# Dataset excerpts
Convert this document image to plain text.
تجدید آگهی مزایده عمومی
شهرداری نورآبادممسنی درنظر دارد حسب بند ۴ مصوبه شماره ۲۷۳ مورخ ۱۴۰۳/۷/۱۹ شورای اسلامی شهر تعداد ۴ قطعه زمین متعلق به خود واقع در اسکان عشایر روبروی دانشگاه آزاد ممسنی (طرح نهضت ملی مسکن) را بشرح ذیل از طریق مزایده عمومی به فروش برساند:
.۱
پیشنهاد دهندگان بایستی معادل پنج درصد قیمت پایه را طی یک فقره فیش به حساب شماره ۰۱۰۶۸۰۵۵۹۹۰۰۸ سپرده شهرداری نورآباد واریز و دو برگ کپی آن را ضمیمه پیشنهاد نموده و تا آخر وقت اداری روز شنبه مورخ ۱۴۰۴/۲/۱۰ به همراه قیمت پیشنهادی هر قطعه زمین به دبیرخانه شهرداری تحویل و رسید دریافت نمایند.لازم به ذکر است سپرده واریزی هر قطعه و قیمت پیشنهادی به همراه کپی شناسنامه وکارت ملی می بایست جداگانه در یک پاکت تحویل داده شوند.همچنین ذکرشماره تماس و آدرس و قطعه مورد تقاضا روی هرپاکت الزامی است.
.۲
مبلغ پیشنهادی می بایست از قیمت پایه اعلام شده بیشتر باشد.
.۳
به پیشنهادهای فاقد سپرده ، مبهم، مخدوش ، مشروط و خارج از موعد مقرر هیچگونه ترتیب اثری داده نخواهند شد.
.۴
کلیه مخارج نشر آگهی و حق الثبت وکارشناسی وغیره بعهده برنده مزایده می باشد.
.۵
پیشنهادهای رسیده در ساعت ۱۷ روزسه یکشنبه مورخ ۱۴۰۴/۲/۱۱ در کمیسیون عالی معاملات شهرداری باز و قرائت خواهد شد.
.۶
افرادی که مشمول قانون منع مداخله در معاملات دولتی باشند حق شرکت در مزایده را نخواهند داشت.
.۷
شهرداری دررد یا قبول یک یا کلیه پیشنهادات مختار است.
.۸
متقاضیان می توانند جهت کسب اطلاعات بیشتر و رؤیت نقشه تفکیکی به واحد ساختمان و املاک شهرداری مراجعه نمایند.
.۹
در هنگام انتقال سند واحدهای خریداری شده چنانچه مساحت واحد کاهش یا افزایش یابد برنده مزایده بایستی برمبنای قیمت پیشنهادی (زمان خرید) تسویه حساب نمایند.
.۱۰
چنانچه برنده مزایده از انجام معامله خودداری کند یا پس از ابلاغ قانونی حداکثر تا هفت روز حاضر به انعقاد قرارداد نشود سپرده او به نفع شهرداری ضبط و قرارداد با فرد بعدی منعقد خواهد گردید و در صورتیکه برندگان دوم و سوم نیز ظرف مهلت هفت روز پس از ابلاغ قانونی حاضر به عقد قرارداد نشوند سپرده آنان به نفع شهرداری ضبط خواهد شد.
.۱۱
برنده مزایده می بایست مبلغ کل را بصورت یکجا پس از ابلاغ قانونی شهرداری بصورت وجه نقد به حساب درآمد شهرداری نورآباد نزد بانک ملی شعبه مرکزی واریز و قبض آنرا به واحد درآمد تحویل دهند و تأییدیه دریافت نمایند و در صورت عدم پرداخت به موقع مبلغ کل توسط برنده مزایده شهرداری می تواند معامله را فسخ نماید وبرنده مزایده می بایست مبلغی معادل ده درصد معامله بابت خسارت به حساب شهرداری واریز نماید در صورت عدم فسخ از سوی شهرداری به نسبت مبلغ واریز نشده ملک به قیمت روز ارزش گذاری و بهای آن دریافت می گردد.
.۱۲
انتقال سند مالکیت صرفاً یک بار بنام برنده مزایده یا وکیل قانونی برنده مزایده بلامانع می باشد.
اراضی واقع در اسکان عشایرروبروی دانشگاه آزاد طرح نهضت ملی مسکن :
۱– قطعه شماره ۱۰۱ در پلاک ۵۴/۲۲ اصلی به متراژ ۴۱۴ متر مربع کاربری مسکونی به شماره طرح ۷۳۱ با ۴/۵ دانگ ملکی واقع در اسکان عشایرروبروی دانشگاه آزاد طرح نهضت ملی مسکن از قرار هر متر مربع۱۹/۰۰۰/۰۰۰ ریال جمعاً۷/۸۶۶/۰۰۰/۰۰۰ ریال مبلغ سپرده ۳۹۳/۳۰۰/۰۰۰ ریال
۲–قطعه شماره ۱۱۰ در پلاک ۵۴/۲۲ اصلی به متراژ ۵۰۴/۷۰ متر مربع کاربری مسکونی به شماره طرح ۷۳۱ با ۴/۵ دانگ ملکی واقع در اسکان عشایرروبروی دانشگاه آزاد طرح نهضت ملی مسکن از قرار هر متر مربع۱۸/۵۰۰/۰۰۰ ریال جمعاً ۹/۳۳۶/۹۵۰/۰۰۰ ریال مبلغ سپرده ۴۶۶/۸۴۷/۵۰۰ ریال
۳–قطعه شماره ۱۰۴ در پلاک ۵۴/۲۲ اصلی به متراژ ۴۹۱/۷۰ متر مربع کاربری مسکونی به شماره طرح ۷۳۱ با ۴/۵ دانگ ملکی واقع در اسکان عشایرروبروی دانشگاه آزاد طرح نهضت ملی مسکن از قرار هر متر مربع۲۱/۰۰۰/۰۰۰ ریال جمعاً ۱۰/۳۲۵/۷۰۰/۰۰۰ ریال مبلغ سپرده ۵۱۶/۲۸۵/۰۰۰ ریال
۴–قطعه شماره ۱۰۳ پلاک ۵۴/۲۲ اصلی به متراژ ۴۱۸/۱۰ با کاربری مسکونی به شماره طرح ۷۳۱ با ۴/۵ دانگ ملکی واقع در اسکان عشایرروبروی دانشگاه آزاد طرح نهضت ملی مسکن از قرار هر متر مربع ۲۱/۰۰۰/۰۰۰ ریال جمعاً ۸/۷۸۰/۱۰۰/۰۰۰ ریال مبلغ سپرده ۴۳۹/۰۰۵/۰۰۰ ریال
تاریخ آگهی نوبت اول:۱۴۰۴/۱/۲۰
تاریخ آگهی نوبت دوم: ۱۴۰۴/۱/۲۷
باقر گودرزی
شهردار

# Aim
Your task is to output all of the data above word for word.

# Full output
Convert this document image to plain text.
تجدید آگهی مزایده عمومی
شهرداری نورآبادممسنی درنظر دارد حسب بند ۴ مصوبه شماره ۲۷۳ مورخ ۱۴۰۳/۷/۱۹ شورای اسلامی شهر تعداد ۴ قطعه زمین متعلق به خود واقع در اسکان عشایر روبروی دانشگاه آزاد ممسنی (طرح نهضت ملی مسکن) را بشرح ذیل از طریق مزایده عمومی به فروش برساند:
.۱
پیشنهاد دهندگان بایستی معادل پنج درصد قیمت پایه را طی یک فقره فیش به حساب شماره ۰۱۰۶۸۰۵۵۹۹۰۰۸ سپرده شهرداری نورآباد واریز و دو برگ کپی آن را ضمیمه پیشنهاد نموده و تا آخر وقت اداری روز شنبه مورخ ۱۴۰۴/۲/۱۰ به همراه قیمت پیشنهادی هر قطعه زمین به دبیرخانه شهرداری تحویل و رسید دریافت نمایند.لازم به ذکر است سپرده واریزی هر قطعه و قیمت پیشنهادی به همراه کپی شناسنامه وکارت ملی می بایست جداگانه در یک پاکت تحویل داده شوند.همچنین ذکرشماره تماس و آدرس و قطعه مورد تقاضا روی هرپاکت الزامی است.
.۲
مبلغ پیشنهادی می بایست از قیمت پایه اعلام شده بیشتر باشد.
.۳
به پیشنهادهای فاقد سپرده ، مبهم، مخدوش ، مشروط و خارج از موعد مقرر هیچگونه ترتیب اثری داده نخواهند شد.
.۴
کلیه مخارج نشر آگهی و حق الثبت وکارشناسی وغیره بعهده برنده مزایده می باشد.
.۵
پیشنهادهای رسیده در ساعت ۱۷ روزسه یکشنبه مورخ ۱۴۰۴/۲/۱۱ در کمیسیون عالی معاملات شهرداری باز و قرائت خواهد شد.
.۶
افرادی که مشمول قانون منع مداخله در معاملات دولتی باشند حق شرکت در مزایده را نخواهند داشت.
.۷
شهرداری دررد یا قبول یک یا کلیه پیشنهادات مختار است.
.۸
متقاضیان می توانند جهت کسب اطلاعات بیشتر و رؤیت نقشه تفکیکی به واحد ساختمان و املاک شهرداری مراجعه نمایند.
.۹
در هنگام انتقال سند واحدهای خریداری شده چنانچه مساحت واحد کاهش یا افزایش یابد برنده مزایده بایستی برمبنای قیمت پیشنهادی (زمان خرید) تسویه حساب نمایند.
.۱۰
چنانچه برنده مزایده از انجام معامله خودداری کند یا پس از ابلاغ قانونی حداکثر تا هفت روز حاضر به انعقاد قرارداد نشود سپرده او به نفع شهرداری ضبط و قرارداد با فرد بعدی منعقد خواهد گردید و در صورتیکه برندگان دوم و سوم نیز ظرف مهلت هفت روز پس از ابلاغ قانونی حاضر به عقد قرارداد نشوند سپرده آنان به نفع شهرداری ضبط خواهد شد.
.۱۱
برنده مزایده می بایست مبلغ کل را بصورت یکجا پس از ابلاغ قانونی شهرداری بصورت وجه نقد به حساب درآمد شهرداری نورآباد نزد بانک ملی شعبه مرکزی واریز و قبض آنرا به واحد درآمد تحویل دهند و تأییدیه دریافت نمایند و در صورت عدم پرداخت به موقع مبلغ کل توسط برنده مزایده شهرداری می تواند معامله را فسخ نماید وبرنده مزایده می بایست مبلغی معادل ده درصد معامله بابت خسارت به حساب شهرداری واریز نماید در صورت عدم فسخ از سوی شهرداری به نسبت مبلغ واریز نشده ملک به قیمت روز ارزش گذاری و بهای آن دریافت می گردد.
.۱۲
انتقال سند مالکیت صرفاً یک بار بنام برنده مزایده یا وکیل قانونی برنده مزایده بلامانع می باشد.
اراضی واقع در اسکان عشایرروبروی دانشگاه آزاد طرح نهضت ملی مسکن :
۱– قطعه شماره ۱۰۱ در پلاک ۵۴/۲۲ اصلی به متراژ ۴۱۴ متر مربع کاربری مسکونی به شماره طرح ۷۳۱ با ۴/۵ دانگ ملکی واقع در اسکان عشایرروبروی دانشگاه آزاد طرح نهضت ملی مسکن از قرار هر متر مربع۱۹/۰۰۰/۰۰۰ ریال جمعاً۷/۸۶۶/۰۰۰/۰۰۰ ریال مبلغ سپرده ۳۹۳/۳۰۰/۰۰۰ ریال
۲–قطعه شماره ۱۱۰ در پلاک ۵۴/۲۲ اصلی به متراژ ۵۰۴/۷۰ متر مربع کاربری مسکونی به شماره طرح ۷۳۱ با ۴/۵ دانگ ملکی واقع در اسکان عشایرروبروی دانشگاه آزاد طرح نهضت ملی مسکن از قرار هر متر مربع۱۸/۵۰۰/۰۰۰ ریال جمعاً ۹/۳۳۶/۹۵۰/۰۰۰ ریال مبلغ سپرده ۴۶۶/۸۴۷/۵۰۰ ریال
۳–قطعه شماره ۱۰۴ در پلاک ۵۴/۲۲ اصلی به متراژ ۴۹۱/۷۰ متر مربع کاربری مسکونی به شماره طرح ۷۳۱ با ۴/۵ دانگ ملکی واقع در اسکان عشایرروبروی دانشگاه آزاد طرح نهضت ملی مسکن از قرار هر متر مربع۲۱/۰۰۰/۰۰۰ ریال جمعاً ۱۰/۳۲۵/۷۰۰/۰۰۰ ریال مبلغ سپرده ۵۱۶/۲۸۵/۰۰۰ ریال
۴–قطعه شماره ۱۰۳ پلاک ۵۴/۲۲ اصلی به متراژ ۴۱۸/۱۰ با کاربری مسکونی به شماره طرح ۷۳۱ با ۴/۵ دانگ ملکی واقع در اسکان عشایرروبروی دانشگاه آزاد طرح نهضت ملی مسکن از قرار هر متر مربع ۲۱/۰۰۰/۰۰۰ ریال جمعاً ۸/۷۸۰/۱۰۰/۰۰۰ ریال مبلغ سپرده ۴۳۹/۰۰۵/۰۰۰ ریال
تاریخ آگهی نوبت اول:۱۴۰۴/۱/۲۰
تاریخ آگهی نوبت دوم: ۱۴۰۴/۱/۲۷
باقر گودرزی
شهردار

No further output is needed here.